Questions à traiter
[1] Reproduisez fidèlement le passage de l'extrait sur la remise de dette, à partir de « Résumé de la » et jusqu'à « le montant dû. ».
[2] Poursuivez l'extrait consacré à la décision sur la remise de dette de prime d'activité, à la suite de sa dernière phrase.

Extrait du document
****

Résumé de la décision
Mme B D a demandé l'annulation de la décision de la caisse d'allocations familiales (Caf) de la Haute-Vienne, qui a rejeté sa demande de remise de dette d'un montant de 1 694,46 euros, correspondant à un trop-perçu de prime d'activité pour la période de mai 2020 à avril 2021. La requérante a soutenu sa bonne foi et sa situation financière difficile. Le tribunal a rejeté sa demande, considérant qu'elle n'avait pas fourni de justificatifs suffisants concernant sa situation financière, et a conclu qu'aucune remise de dette ne pouvait être accordée.
Arguments pertinents
1. Bonne foi et situation financière : Le tribunal a reconnu la bonne foi de Mme D, mais a souligné que cela ne suffisait pas à justifier une remise de dette. Il a précisé que la requérante devait prouver que sa situation de précarité l'empêchait de rembourser le montant dû.
2. Obligation de remboursement : Selon l'article R. 845-3 du code de la sécurité sociale, tout paiement indu de prime d'activité doit être récupéré, sauf en cas de bonne foi ou de précarité, à condition que la créance ne résulte pas d'une fraude ou d'une fausse déclaration. Le tribunal a noté que le trop-perçu était non contesté et que Mme D n'avait pas fourni de preuves suffisantes de ses charges et ressources.
3. Absence de justificatifs : Le tribunal a mentionné que, malgré une mesure d'instruction, Mme D n'avait pas produit de justificatifs concernant sa situation financière, ce qui a conduit à la conclusion qu'aucune remise de dette ne pouvait être accordée.
Interprétations et citations légales
1. Article R. 845-3 du code de la sécurité sociale : Cet article stipule que "Tout paiement indu de prime d'activité est récupéré par l'organisme chargé de son service." Il précise également que la créance peut être remise ou réduite en cas de bonne foi ou de précarité, sauf si elle résulte d'une fraude. Le tribunal a interprété cet article comme imposant à la requérante de prouver sa précarité pour bénéficier d'une remise.

****

Entrées fournies
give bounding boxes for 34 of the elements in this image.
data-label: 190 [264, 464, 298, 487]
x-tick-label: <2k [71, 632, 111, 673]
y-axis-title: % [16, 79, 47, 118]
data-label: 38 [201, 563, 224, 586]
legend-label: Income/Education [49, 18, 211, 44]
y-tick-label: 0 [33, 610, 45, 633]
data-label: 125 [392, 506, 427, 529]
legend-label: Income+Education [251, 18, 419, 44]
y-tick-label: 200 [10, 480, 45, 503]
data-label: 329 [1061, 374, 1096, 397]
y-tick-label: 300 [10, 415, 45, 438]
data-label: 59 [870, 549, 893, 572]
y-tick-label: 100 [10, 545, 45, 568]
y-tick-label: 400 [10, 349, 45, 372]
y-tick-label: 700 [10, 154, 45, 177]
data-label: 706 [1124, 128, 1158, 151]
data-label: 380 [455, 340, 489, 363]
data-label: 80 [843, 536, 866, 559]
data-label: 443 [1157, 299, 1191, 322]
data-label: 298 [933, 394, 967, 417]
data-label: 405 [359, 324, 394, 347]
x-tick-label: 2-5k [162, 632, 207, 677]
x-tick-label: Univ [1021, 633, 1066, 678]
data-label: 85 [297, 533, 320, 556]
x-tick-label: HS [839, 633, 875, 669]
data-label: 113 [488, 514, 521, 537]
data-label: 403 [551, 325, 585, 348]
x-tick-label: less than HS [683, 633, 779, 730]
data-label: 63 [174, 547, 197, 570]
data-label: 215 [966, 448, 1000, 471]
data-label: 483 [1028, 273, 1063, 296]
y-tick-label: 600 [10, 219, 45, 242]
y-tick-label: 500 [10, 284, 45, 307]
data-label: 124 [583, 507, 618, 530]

****

Réponses ci-dessous
[1]
Résumé de la décision
Mme B D a demandé l'annulation de la décision de la caisse d'allocations familiales (Caf) de la Haute-Vienne, qui a rejeté sa demande de remise de dette d'un montant de 1 694,46 euros, correspondant à un trop-perçu de prime d'activité pour la période de mai 2020 à avril 2021. La requérante a soutenu sa bonne foi et sa situation financière difficile. Le tribunal a rejeté sa demande, considérant qu'elle n'avait pas fourni de justificatifs suffisants concernant sa situation financière, et a conclu qu'aucune remise de dette ne pouvait être accordée.
Arguments pertinents
1. Bonne foi et situation financière : Le tribunal a reconnu la bonne foi de Mme D, mais a souligné que cela ne suffisait pas à justifier une remise de dette. Il a précisé que la requérante devait prouver que sa situation de précarité l'empêchait de rembourser le montant dû.

[2]
2. Jurisprudence sur la remise gracieuse : Le tribunal a rappelé que, dans le cadre d'un recours contre une décision de remise gracieuse, il doit examiner si une remise totale ou partielle peut être accordée, en tenant compte des circonstances de fait. Cela implique que le juge doit se prononcer sur la situation financière actuelle de la requérante, ce qui n'a pas été fait en raison de l'absence de justificatifs.
3. Droit à un échéancier : Le tribunal a également mentionné que Mme D pouvait demander à la Caf un échéancier de remboursement adapté à sa situation financière, ce qui montre que, bien que la remise de dette ait été refusée, des solutions alternatives existent pour gérer le remboursement.
En conclusion, la décision du tribunal repose sur l'absence de preuves suffisantes de la situation financière de Mme D, malgré sa bonne foi, et sur l'application stricte des dispositions légales concernant la récupération des paiements induits.